[Data listing]

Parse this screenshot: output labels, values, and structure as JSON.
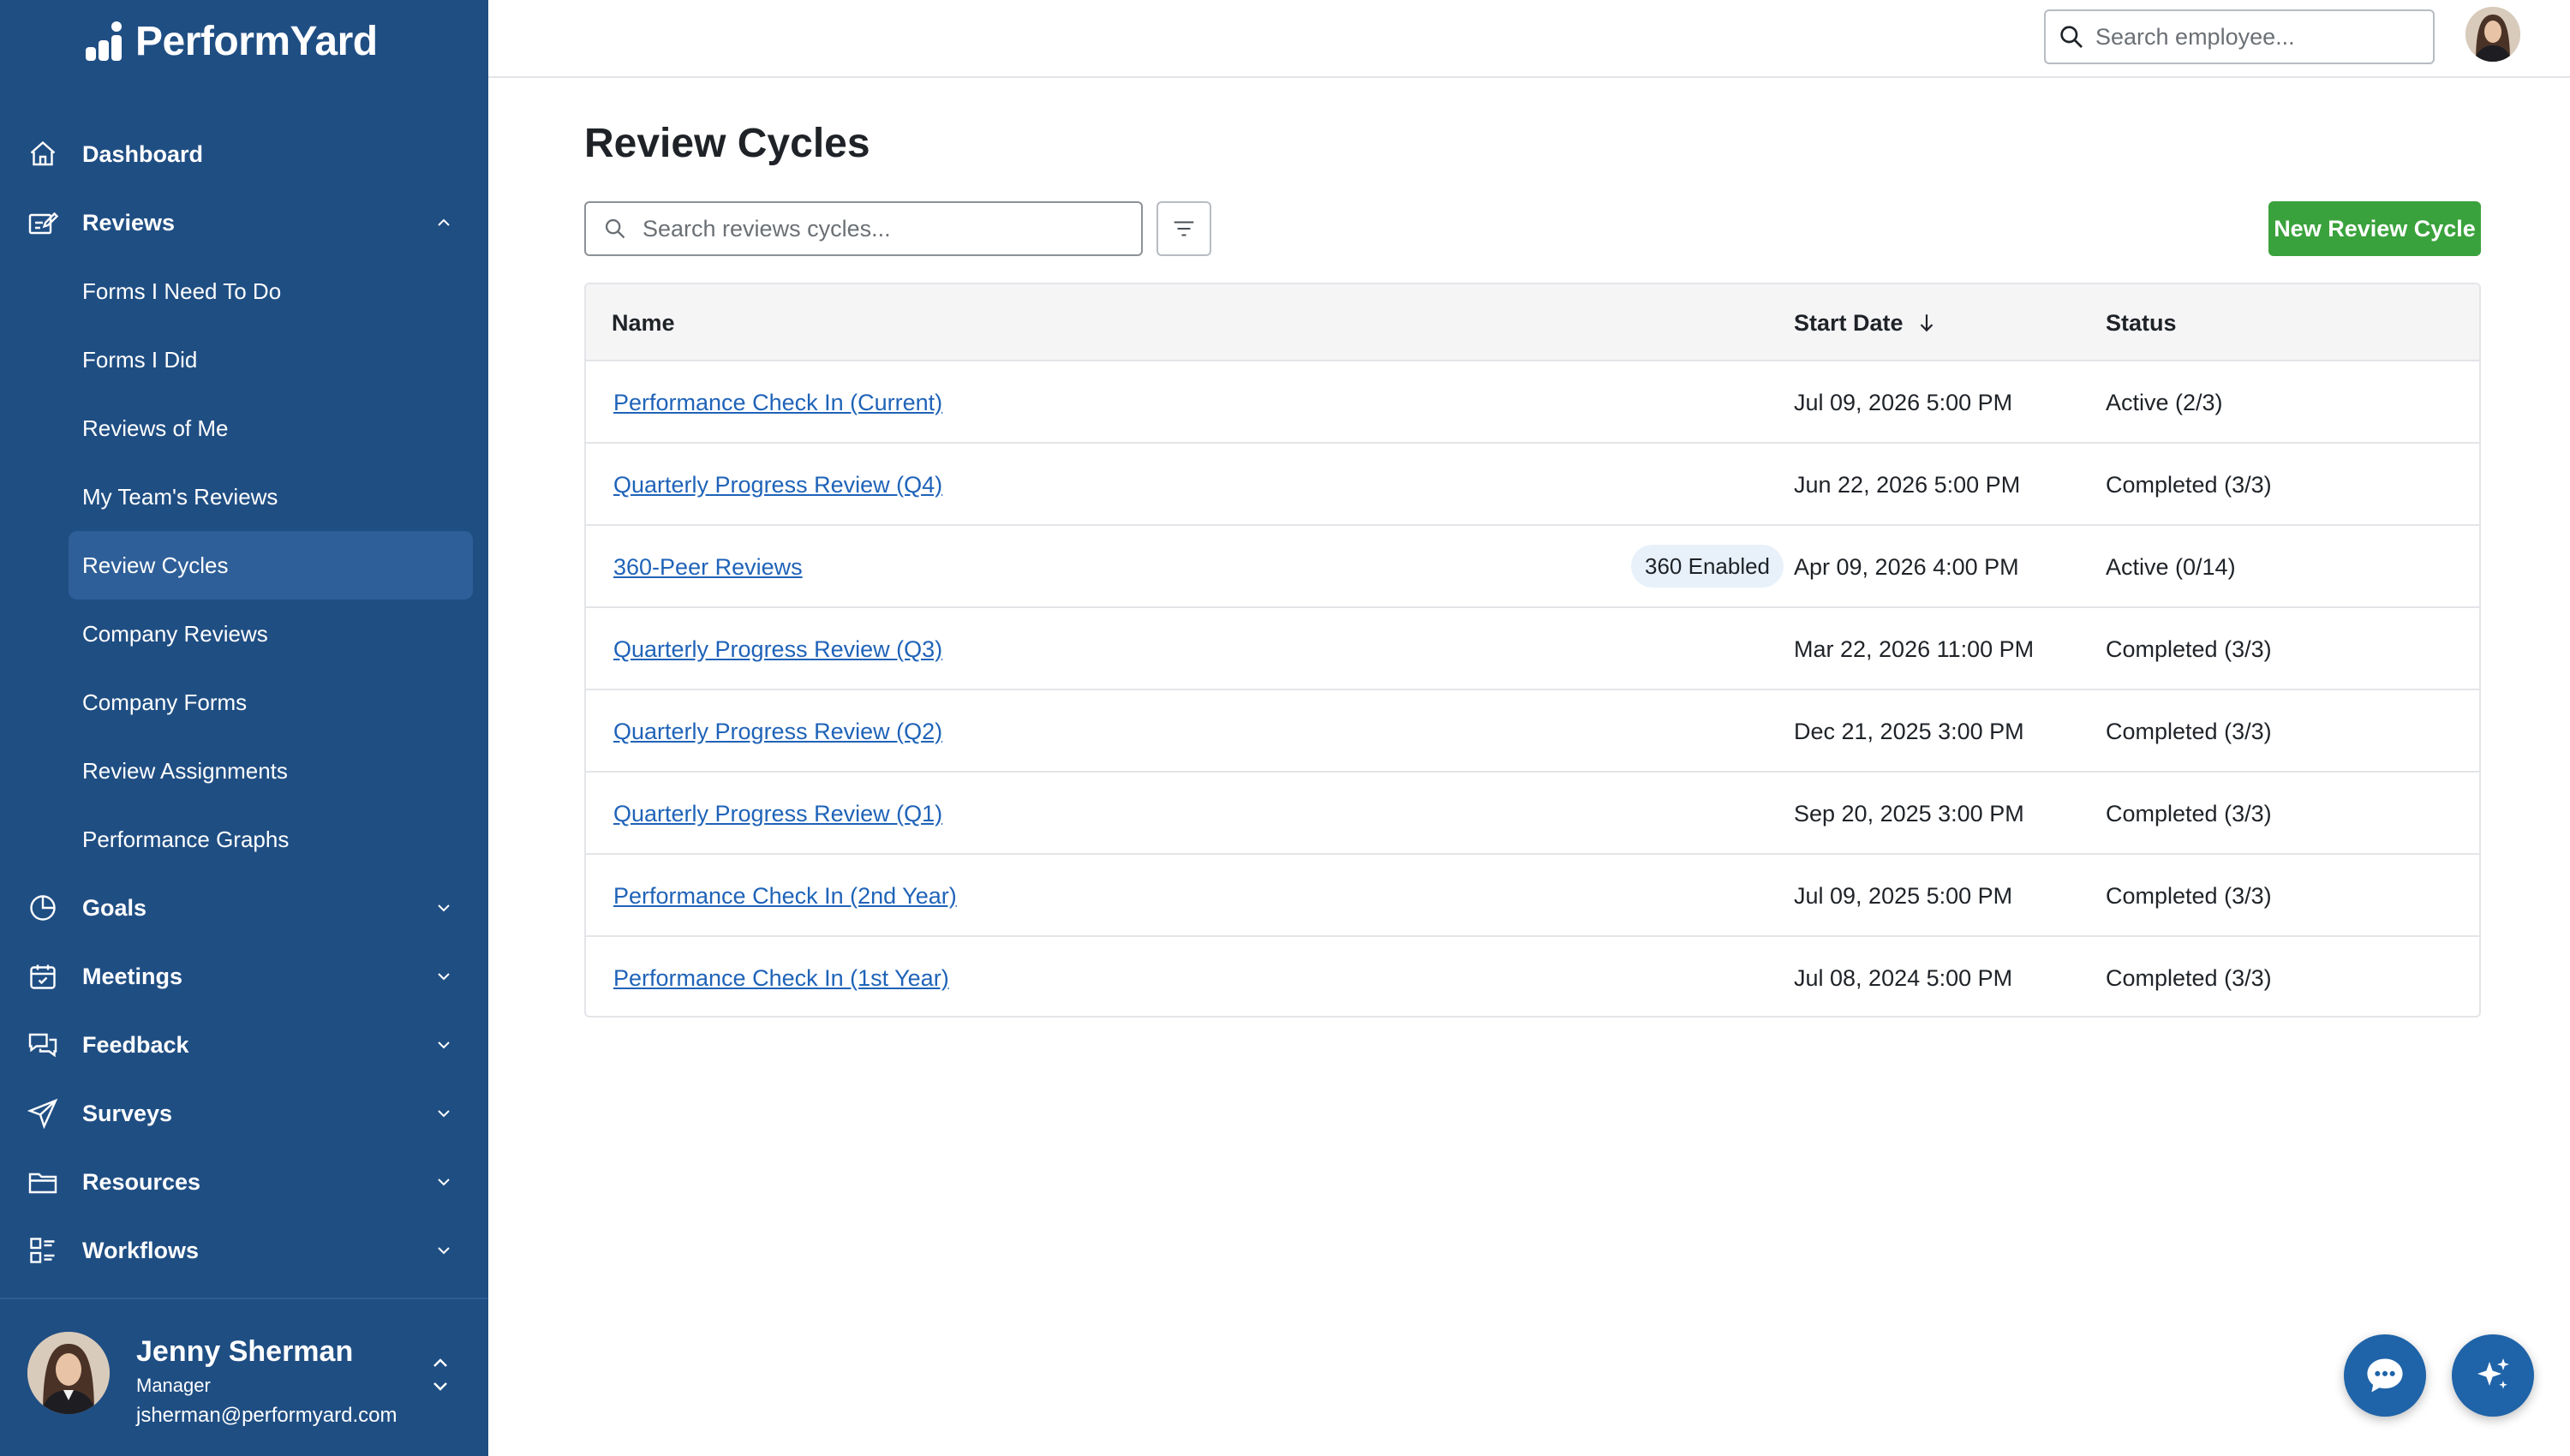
{
  "brand": {
    "name": "PerformYard"
  },
  "sidebar": {
    "items": [
      {
        "label": "Dashboard",
        "icon": "home-icon"
      },
      {
        "label": "Reviews",
        "icon": "reviews-icon",
        "expanded": true,
        "children": [
          {
            "label": "Forms I Need To Do"
          },
          {
            "label": "Forms I Did"
          },
          {
            "label": "Reviews of Me"
          },
          {
            "label": "My Team's Reviews"
          },
          {
            "label": "Review Cycles",
            "active": true
          },
          {
            "label": "Company Reviews"
          },
          {
            "label": "Company Forms"
          },
          {
            "label": "Review Assignments"
          },
          {
            "label": "Performance Graphs"
          }
        ]
      },
      {
        "label": "Goals",
        "icon": "goals-icon"
      },
      {
        "label": "Meetings",
        "icon": "calendar-icon"
      },
      {
        "label": "Feedback",
        "icon": "chat-bubbles-icon"
      },
      {
        "label": "Surveys",
        "icon": "paper-plane-icon"
      },
      {
        "label": "Resources",
        "icon": "folder-icon"
      },
      {
        "label": "Workflows",
        "icon": "workflows-icon"
      }
    ],
    "user": {
      "name": "Jenny Sherman",
      "role": "Manager",
      "email": "jsherman@performyard.com"
    }
  },
  "topbar": {
    "search_placeholder": "Search employee..."
  },
  "main": {
    "title": "Review Cycles",
    "search_placeholder": "Search reviews cycles...",
    "new_button": "New Review Cycle",
    "table": {
      "headers": {
        "name": "Name",
        "start_date": "Start Date",
        "status": "Status"
      },
      "rows": [
        {
          "name": "Performance Check In (Current)",
          "start_date": "Jul 09, 2026 5:00 PM",
          "status": "Active (2/3)"
        },
        {
          "name": "Quarterly Progress Review (Q4)",
          "start_date": "Jun 22, 2026 5:00 PM",
          "status": "Completed (3/3)"
        },
        {
          "name": "360-Peer Reviews",
          "badge": "360 Enabled",
          "start_date": "Apr 09, 2026 4:00 PM",
          "status": "Active (0/14)"
        },
        {
          "name": "Quarterly Progress Review (Q3)",
          "start_date": "Mar 22, 2026 11:00 PM",
          "status": "Completed (3/3)"
        },
        {
          "name": "Quarterly Progress Review (Q2)",
          "start_date": "Dec 21, 2025 3:00 PM",
          "status": "Completed (3/3)"
        },
        {
          "name": "Quarterly Progress Review (Q1)",
          "start_date": "Sep 20, 2025 3:00 PM",
          "status": "Completed (3/3)"
        },
        {
          "name": "Performance Check In (2nd Year)",
          "start_date": "Jul 09, 2025 5:00 PM",
          "status": "Completed (3/3)"
        },
        {
          "name": "Performance Check In (1st Year)",
          "start_date": "Jul 08, 2024 5:00 PM",
          "status": "Completed (3/3)"
        }
      ]
    }
  },
  "colors": {
    "sidebar": "#1f4e83",
    "active_item": "#2e5f98",
    "primary_button": "#3aa23c",
    "link": "#1f63b8",
    "fab": "#1f63a8"
  },
  "floating_buttons": [
    {
      "icon": "chat-icon"
    },
    {
      "icon": "sparkle-icon"
    }
  ]
}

- _What to do_: Copy each line of the listing that includes "icon".

- _Task response_:
        "icon": "home-icon"
        "icon": "reviews-icon",
        "icon": "goals-icon"
        "icon": "calendar-icon"
        "icon": "chat-bubbles-icon"
        "icon": "paper-plane-icon"
        "icon": "folder-icon"
        "icon": "workflows-icon"
      "icon": "chat-icon"
      "icon": "sparkle-icon"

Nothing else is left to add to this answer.